(Extracted data entries)
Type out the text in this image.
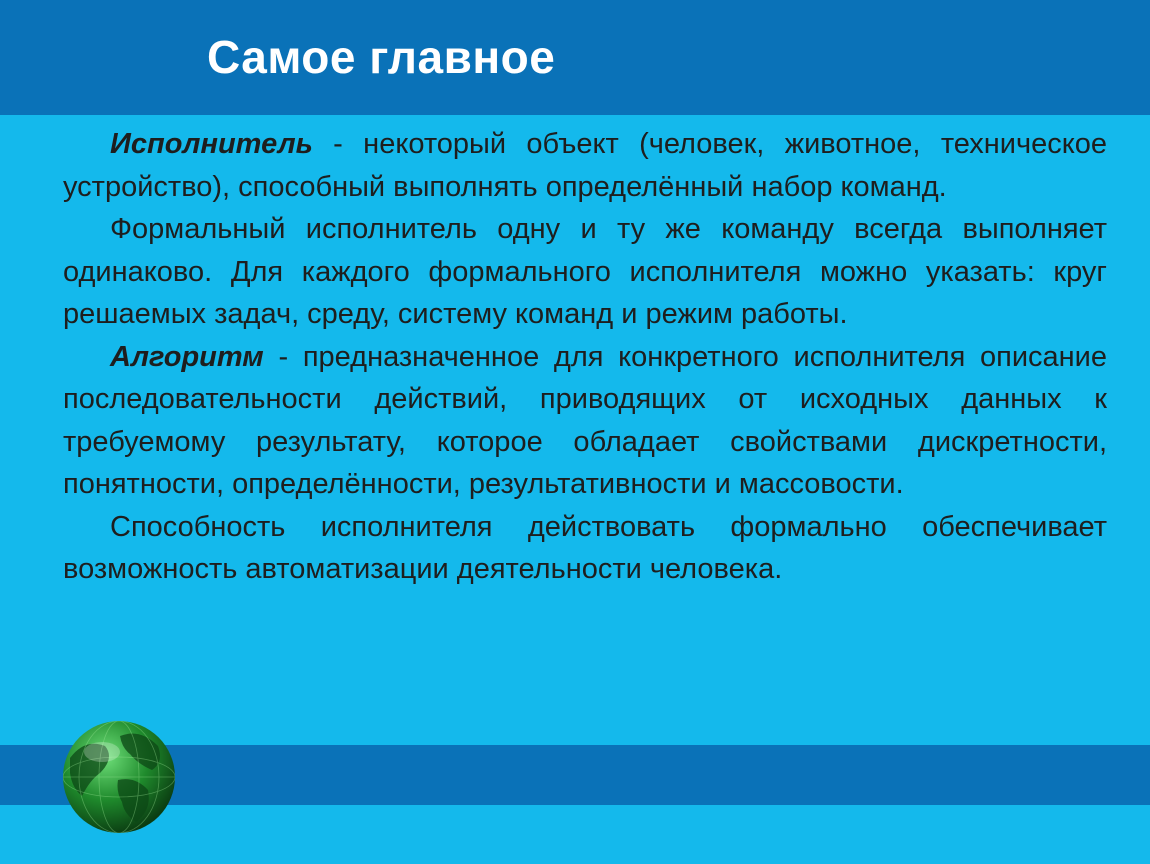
Самое главное

Исполнитель - некоторый объект (человек, животное, техническое устройство), способный выполнять определённый набор команд.

Формальный исполнитель одну и ту же команду всегда выполняет одинаково. Для каждого формального исполнителя можно указать: круг решаемых задач, среду, систему команд и режим работы.

Алгоритм - предназначенное для конкретного исполнителя описание последовательности действий, приводящих от исходных данных к требуемому результату, которое обладает свойствами дискретности, понятности, определённости, результативности и массовости.

Способность исполнителя действовать формально обеспечивает возможность автоматизации деятельности человека.
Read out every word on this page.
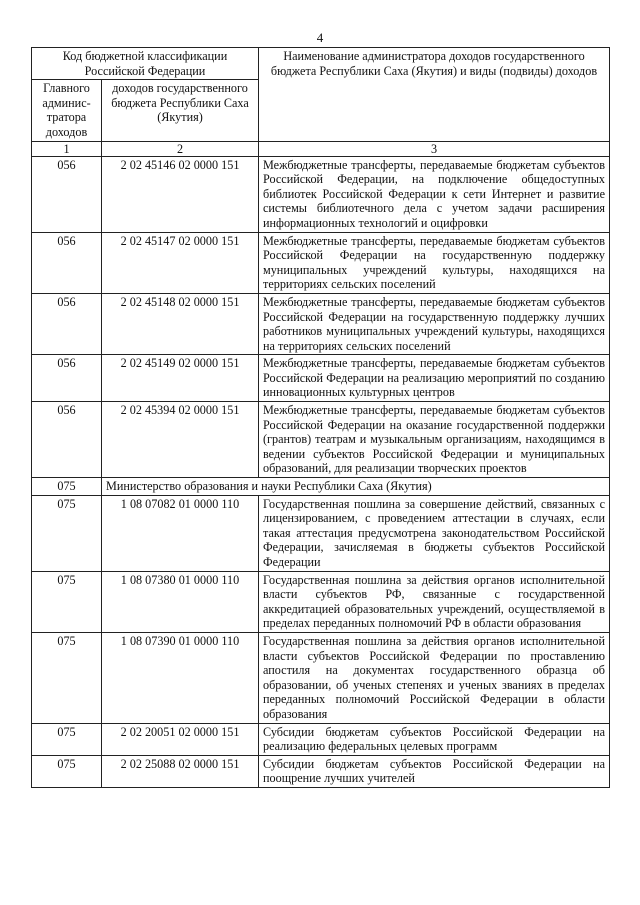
4
Код бюджетной классификации Российской Федерации		Наименование администратора доходов государственного бюджета Республики Саха (Якутия) и виды (подвиды) доходов
Главного админис-тратора доходов	доходов государственного бюджета Республики Саха (Якутия)	
1	2	3
056	2 02 45146 02 0000 151	Межбюджетные трансферты, передаваемые бюджетам субъектов Российской Федерации, на подключение общедоступных библиотек Российской Федерации к сети Интернет и развитие системы библиотечного дела с учетом задачи расширения информационных технологий и оцифровки
056	2 02 45147 02 0000 151	Межбюджетные трансферты, передаваемые бюджетам субъектов Российской Федерации на государственную поддержку муниципальных учреждений культуры, находящихся на территориях сельских поселений
056	2 02 45148 02 0000 151	Межбюджетные трансферты, передаваемые бюджетам субъектов Российской Федерации на государственную поддержку лучших работников муниципальных учреждений культуры, находящихся на территориях сельских поселений
056	2 02 45149 02 0000 151	Межбюджетные трансферты, передаваемые бюджетам субъектов Российской Федерации на реализацию мероприятий по созданию инновационных культурных центров
056	2 02 45394 02 0000 151	Межбюджетные трансферты, передаваемые бюджетам субъектов Российской Федерации на оказание государственной поддержки (грантов) театрам и музыкальным организациям, находящимся в ведении субъектов Российской Федерации и муниципальных образований, для реализации творческих проектов
075	Министерство образования и науки Республики Саха (Якутия)	
075	1 08 07082 01 0000 110	Государственная пошлина за совершение действий, связанных с лицензированием, с проведением аттестации в случаях, если такая аттестация предусмотрена законодательством Российской Федерации, зачисляемая в бюджеты субъектов Российской Федерации
075	1 08 07380 01 0000 110	Государственная пошлина за действия органов исполнительной власти субъектов РФ, связанные с государственной аккредитацией образовательных учреждений, осуществляемой в пределах переданных полномочий РФ в области образования
075	1 08 07390 01 0000 110	Государственная пошлина за действия органов исполнительной власти субъектов Российской Федерации по проставлению апостиля на документах государственного образца об образовании, об ученых степенях и ученых званиях в пределах переданных полномочий Российской Федерации в области образования
075	2 02 20051 02 0000 151	Субсидии бюджетам субъектов Российской Федерации на реализацию федеральных целевых программ
075	2 02 25088 02 0000 151	Субсидии бюджетам субъектов Российской Федерации на поощрение лучших учителей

### [Set exercise]
Find the lines that include the string "поселений", then copy each of them.

### [Correct answer]
056	2 02 45147 02 0000 151	Межбюджетные трансферты, передаваемые бюджетам субъектов Российской Федерации на государственную поддержку муниципальных учреждений культуры, находящихся на территориях сельских поселений
056	2 02 45148 02 0000 151	Межбюджетные трансферты, передаваемые бюджетам субъектов Российской Федерации на государственную поддержку лучших работников муниципальных учреждений культуры, находящихся на территориях сельских поселений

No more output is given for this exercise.